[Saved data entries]
[Begin]
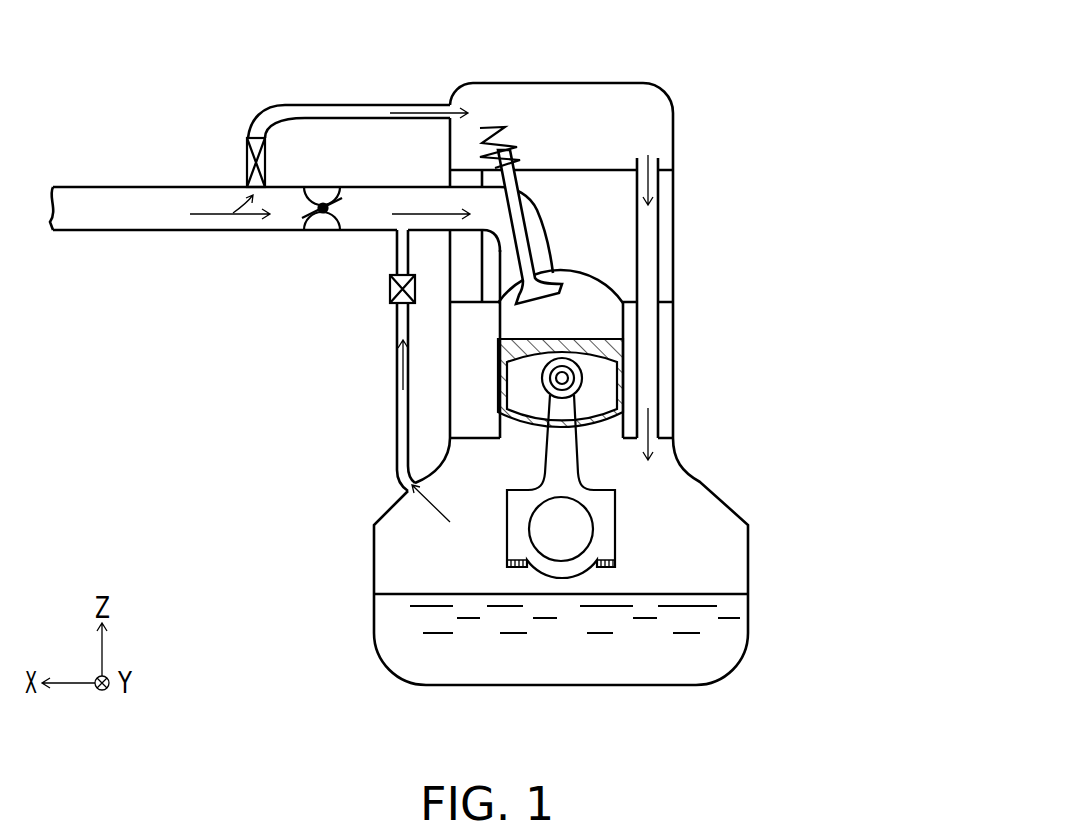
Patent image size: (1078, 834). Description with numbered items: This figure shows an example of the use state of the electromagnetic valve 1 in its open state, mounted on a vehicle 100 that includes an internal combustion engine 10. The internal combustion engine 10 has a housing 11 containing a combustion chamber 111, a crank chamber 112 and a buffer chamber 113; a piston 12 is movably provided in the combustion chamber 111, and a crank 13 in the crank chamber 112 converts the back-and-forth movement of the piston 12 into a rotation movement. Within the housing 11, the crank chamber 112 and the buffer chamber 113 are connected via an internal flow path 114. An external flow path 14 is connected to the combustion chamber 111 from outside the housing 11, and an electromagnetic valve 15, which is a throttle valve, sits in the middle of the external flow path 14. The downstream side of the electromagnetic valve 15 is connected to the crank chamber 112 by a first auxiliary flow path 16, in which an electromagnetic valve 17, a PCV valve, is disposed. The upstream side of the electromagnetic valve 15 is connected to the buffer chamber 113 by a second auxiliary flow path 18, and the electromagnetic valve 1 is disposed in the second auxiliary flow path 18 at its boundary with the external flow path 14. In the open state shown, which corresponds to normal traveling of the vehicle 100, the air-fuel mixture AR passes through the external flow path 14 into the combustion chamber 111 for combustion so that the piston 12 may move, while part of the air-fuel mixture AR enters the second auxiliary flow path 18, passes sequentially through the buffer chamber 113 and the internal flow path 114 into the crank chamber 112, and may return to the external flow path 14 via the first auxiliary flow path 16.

The vehicle 100 is at (843, 43).
The internal combustion engine 10 is at (768, 138).
The housing 11 is at (698, 472).
The piston 12 is at (628, 379).
The crank 13 is at (617, 508).
The external flow path 14 is at (123, 187).
The electromagnetic valve 15 is at (323, 232).
The first auxiliary flow path 16 is at (397, 420).
The electromagnetic valve 17 is at (391, 292).
The second auxiliary flow path 18 is at (383, 105).
The electromagnetic valve 1 is at (246, 137).
The combustion chamber 111 is at (600, 316).
The crank chamber 112 is at (710, 563).
The buffer chamber 113 is at (636, 113).
The internal flow path 114 is at (660, 232).
The air-fuel mixture AR is at (446, 100).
[End]
STATED EXERCISE: Extract every line above word for word, leaving the pictures out of your answer.

WRITTEN ANSWER:
Patent image size: (1078, 834). Description with numbered items: This figure shows an example of the use state of the electromagnetic valve 1 in its open state, mounted on a vehicle 100 that includes an internal combustion engine 10. The internal combustion engine 10 has a housing 11 containing a combustion chamber 111, a crank chamber 112 and a buffer chamber 113; a piston 12 is movably provided in the combustion chamber 111, and a crank 13 in the crank chamber 112 converts the back-and-forth movement of the piston 12 into a rotation movement. Within the housing 11, the crank chamber 112 and the buffer chamber 113 are connected via an internal flow path 114. An external flow path 14 is connected to the combustion chamber 111 from outside the housing 11, and an electromagnetic valve 15, which is a throttle valve, sits in the middle of the external flow path 14. The downstream side of the electromagnetic valve 15 is connected to the crank chamber 112 by a first auxiliary flow path 16, in which an electromagnetic valve 17, a PCV valve, is disposed. The upstream side of the electromagnetic valve 15 is connected to the buffer chamber 113 by a second auxiliary flow path 18, and the electromagnetic valve 1 is disposed in the second auxiliary flow path 18 at its boundary with the external flow path 14. In the open state shown, which corresponds to normal traveling of the vehicle 100, the air-fuel mixture AR passes through the external flow path 14 into the combustion chamber 111 for combustion so that the piston 12 may move, while part of the air-fuel mixture AR enters the second auxiliary flow path 18, passes sequentially through the buffer chamber 113 and the internal flow path 114 into the crank chamber 112, and may return to the external flow path 14 via the first auxiliary flow path 16.

The vehicle 100 is at (843, 43).
The internal combustion engine 10 is at (768, 138).
The housing 11 is at (698, 472).
The piston 12 is at (628, 379).
The crank 13 is at (617, 508).
The external flow path 14 is at (123, 187).
The electromagnetic valve 15 is at (323, 232).
The first auxiliary flow path 16 is at (397, 420).
The electromagnetic valve 17 is at (391, 292).
The second auxiliary flow path 18 is at (383, 105).
The electromagnetic valve 1 is at (246, 137).
The combustion chamber 111 is at (600, 316).
The crank chamber 112 is at (710, 563).
The buffer chamber 113 is at (636, 113).
The internal flow path 114 is at (660, 232).
The air-fuel mixture AR is at (446, 100).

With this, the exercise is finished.